[Some records]
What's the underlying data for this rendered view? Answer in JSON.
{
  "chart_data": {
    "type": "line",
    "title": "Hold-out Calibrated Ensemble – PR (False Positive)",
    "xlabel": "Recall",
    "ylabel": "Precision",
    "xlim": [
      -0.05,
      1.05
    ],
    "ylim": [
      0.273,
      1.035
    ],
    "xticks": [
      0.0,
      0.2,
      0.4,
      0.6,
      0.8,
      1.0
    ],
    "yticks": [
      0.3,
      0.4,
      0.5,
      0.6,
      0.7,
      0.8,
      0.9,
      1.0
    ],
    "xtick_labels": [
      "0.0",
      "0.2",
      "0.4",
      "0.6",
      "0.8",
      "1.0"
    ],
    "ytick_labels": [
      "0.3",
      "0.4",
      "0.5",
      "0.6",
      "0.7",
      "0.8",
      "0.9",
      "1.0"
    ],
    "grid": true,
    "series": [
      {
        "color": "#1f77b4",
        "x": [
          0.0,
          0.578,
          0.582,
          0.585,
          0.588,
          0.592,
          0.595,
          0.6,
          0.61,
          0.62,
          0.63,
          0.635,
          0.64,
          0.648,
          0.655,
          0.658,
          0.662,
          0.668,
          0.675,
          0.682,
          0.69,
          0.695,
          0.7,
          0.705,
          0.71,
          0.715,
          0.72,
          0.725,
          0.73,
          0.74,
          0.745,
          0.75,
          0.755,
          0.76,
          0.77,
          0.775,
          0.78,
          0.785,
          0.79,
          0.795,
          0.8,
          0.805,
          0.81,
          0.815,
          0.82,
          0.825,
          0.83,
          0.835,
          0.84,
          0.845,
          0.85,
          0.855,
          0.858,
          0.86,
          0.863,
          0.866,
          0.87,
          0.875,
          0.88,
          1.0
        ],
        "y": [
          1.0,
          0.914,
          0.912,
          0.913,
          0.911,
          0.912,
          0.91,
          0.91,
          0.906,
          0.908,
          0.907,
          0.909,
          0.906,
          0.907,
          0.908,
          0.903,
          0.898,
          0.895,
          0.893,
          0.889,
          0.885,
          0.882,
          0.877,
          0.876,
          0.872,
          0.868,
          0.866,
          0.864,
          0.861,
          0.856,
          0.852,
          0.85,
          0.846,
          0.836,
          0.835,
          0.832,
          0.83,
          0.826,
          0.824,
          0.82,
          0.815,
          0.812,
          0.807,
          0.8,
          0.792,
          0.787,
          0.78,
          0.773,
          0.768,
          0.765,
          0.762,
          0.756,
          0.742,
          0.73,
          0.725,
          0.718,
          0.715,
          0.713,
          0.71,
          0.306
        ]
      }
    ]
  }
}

== Work required ==
Transcribe the entire listing above precisely.

== Result of this task ==
What's the underlying data for this rendered view? Answer in JSON.
{
  "chart_data": {
    "type": "line",
    "title": "Hold-out Calibrated Ensemble – PR (False Positive)",
    "xlabel": "Recall",
    "ylabel": "Precision",
    "xlim": [
      -0.05,
      1.05
    ],
    "ylim": [
      0.273,
      1.035
    ],
    "xticks": [
      0.0,
      0.2,
      0.4,
      0.6,
      0.8,
      1.0
    ],
    "yticks": [
      0.3,
      0.4,
      0.5,
      0.6,
      0.7,
      0.8,
      0.9,
      1.0
    ],
    "xtick_labels": [
      "0.0",
      "0.2",
      "0.4",
      "0.6",
      "0.8",
      "1.0"
    ],
    "ytick_labels": [
      "0.3",
      "0.4",
      "0.5",
      "0.6",
      "0.7",
      "0.8",
      "0.9",
      "1.0"
    ],
    "grid": true,
    "series": [
      {
        "color": "#1f77b4",
        "x": [
          0.0,
          0.578,
          0.582,
          0.585,
          0.588,
          0.592,
          0.595,
          0.6,
          0.61,
          0.62,
          0.63,
          0.635,
          0.64,
          0.648,
          0.655,
          0.658,
          0.662,
          0.668,
          0.675,
          0.682,
          0.69,
          0.695,
          0.7,
          0.705,
          0.71,
          0.715,
          0.72,
          0.725,
          0.73,
          0.74,
          0.745,
          0.75,
          0.755,
          0.76,
          0.77,
          0.775,
          0.78,
          0.785,
          0.79,
          0.795,
          0.8,
          0.805,
          0.81,
          0.815,
          0.82,
          0.825,
          0.83,
          0.835,
          0.84,
          0.845,
          0.85,
          0.855,
          0.858,
          0.86,
          0.863,
          0.866,
          0.87,
          0.875,
          0.88,
          1.0
        ],
        "y": [
          1.0,
          0.914,
          0.912,
          0.913,
          0.911,
          0.912,
          0.91,
          0.91,
          0.906,
          0.908,
          0.907,
          0.909,
          0.906,
          0.907,
          0.908,
          0.903,
          0.898,
          0.895,
          0.893,
          0.889,
          0.885,
          0.882,
          0.877,
          0.876,
          0.872,
          0.868,
          0.866,
          0.864,
          0.861,
          0.856,
          0.852,
          0.85,
          0.846,
          0.836,
          0.835,
          0.832,
          0.83,
          0.826,
          0.824,
          0.82,
          0.815,
          0.812,
          0.807,
          0.8,
          0.792,
          0.787,
          0.78,
          0.773,
          0.768,
          0.765,
          0.762,
          0.756,
          0.742,
          0.73,
          0.725,
          0.718,
          0.715,
          0.713,
          0.71,
          0.306
        ]
      }
    ]
  }
}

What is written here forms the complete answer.